# What the hell is going on



## MikeyPrepper (Nov 29, 2012)

Hey All,

Long time no talk. Hope everyone is well, sorry i haven't been on much have A LOT of changes going on in my life for the good. New son was born 10 days ago!! ;0) Also moved to another NJ town but the big plan to move to GA within a year.

I been seeing a lot of news and HUGE issues with North Korea and keep hearing the word Nuclear which makes me nervous. I have stepped up my prepping and making sure i am ready. How do you all feel about the news and what is going on? What are you prepping for?


----------



## indie (Sep 7, 2013)

Congrats on your new baby!


----------



## MikeyPrepper (Nov 29, 2012)

Thank you


----------



## homefire (Apr 20, 2017)

Congratulations! Babies are a lot of work, better you than me..I got other things on my mind. I'm not really a current affairs type of girl and don't dig too deep into the news. I do like to be prepared though even though I wouldn't consider myself a true prepper. Welcome back..hi.


----------



## sideKahr (Oct 15, 2014)

The greatest danger, militarily, is N. Korea, IMHO. Russia and China and the US would not get into a shooting war, because of MAD (Mutual Assured Destruction). But that delusional person in charge of N. Korea is a loose cannon, a nuclear cannon, and is capable of anything. A war on the penisula would be bad enough for our troops over there, but a small bomb ignited over the US, with the resulting damage from EMP, is an existential danger.

Written problem A
In the forum thread, which country does sideKahr name as the greatest military danger?
Written problem B
Reproduce the stretch of the forum thread from "## homefire (Apr" through "prepper. Welcome back..hi." word for word.

(Records from a data collection)
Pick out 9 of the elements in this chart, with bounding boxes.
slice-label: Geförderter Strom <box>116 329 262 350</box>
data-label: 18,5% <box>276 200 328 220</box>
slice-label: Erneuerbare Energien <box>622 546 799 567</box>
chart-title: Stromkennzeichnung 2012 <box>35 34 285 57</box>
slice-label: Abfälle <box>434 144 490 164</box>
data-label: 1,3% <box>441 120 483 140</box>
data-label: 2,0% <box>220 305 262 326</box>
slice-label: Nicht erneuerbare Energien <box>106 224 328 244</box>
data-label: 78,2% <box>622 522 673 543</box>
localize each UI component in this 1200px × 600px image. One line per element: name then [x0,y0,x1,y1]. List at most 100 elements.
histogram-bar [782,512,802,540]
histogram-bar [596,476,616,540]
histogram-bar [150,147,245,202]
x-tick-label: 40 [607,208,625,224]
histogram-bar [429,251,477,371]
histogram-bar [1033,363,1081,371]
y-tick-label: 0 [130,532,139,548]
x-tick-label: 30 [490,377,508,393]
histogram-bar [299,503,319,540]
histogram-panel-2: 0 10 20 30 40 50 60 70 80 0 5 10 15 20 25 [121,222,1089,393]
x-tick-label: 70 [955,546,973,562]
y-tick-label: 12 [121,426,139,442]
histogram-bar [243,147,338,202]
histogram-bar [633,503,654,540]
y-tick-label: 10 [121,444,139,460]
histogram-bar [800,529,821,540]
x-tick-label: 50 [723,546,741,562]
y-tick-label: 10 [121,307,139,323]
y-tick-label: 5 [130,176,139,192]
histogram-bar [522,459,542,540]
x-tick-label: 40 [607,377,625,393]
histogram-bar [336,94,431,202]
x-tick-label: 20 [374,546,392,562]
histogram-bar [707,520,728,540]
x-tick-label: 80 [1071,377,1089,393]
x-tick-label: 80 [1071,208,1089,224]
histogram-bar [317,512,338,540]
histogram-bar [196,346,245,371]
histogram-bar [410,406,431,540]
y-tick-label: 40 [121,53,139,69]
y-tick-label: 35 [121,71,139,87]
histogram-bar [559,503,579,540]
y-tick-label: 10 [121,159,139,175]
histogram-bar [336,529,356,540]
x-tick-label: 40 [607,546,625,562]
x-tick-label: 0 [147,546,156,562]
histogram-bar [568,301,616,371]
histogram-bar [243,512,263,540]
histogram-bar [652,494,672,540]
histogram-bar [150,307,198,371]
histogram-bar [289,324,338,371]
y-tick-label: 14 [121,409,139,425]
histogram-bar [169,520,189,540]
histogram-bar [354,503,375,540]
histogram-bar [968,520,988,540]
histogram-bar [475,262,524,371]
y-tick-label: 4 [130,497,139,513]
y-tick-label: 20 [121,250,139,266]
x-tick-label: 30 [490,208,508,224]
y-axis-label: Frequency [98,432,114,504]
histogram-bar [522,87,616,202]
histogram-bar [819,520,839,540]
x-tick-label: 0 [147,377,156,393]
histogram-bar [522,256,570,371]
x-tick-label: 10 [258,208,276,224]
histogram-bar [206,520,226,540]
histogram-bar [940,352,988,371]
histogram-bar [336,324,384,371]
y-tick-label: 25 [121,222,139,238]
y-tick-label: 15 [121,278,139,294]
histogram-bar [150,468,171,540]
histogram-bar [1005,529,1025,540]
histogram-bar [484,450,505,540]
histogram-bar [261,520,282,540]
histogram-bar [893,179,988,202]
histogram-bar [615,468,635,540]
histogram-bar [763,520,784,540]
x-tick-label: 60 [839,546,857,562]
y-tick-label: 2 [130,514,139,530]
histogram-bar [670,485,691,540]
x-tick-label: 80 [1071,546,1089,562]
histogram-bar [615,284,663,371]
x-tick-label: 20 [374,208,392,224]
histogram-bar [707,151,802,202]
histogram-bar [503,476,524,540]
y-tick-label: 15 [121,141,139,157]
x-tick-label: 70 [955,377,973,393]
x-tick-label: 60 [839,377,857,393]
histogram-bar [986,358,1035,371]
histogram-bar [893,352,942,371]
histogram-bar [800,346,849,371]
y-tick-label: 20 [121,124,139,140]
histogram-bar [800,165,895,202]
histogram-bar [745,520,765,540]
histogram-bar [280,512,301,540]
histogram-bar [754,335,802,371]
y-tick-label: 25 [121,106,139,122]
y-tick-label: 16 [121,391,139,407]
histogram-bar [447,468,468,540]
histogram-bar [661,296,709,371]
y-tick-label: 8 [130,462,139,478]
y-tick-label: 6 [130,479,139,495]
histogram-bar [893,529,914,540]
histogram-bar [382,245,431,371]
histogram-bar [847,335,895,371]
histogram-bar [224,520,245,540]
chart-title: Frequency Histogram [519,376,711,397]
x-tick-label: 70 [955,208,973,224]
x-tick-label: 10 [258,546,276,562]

Solution A
North Korea.

Solution B
## homefire (Apr 20, 2017)

Congratulations! Babies are a lot of work, better you than me..I got other things on my mind. I'm not really a current affairs type of girl and don't dig too deep into the news. I do like to be prepared though even though I wouldn't consider myself a true prepper. Welcome back..hi.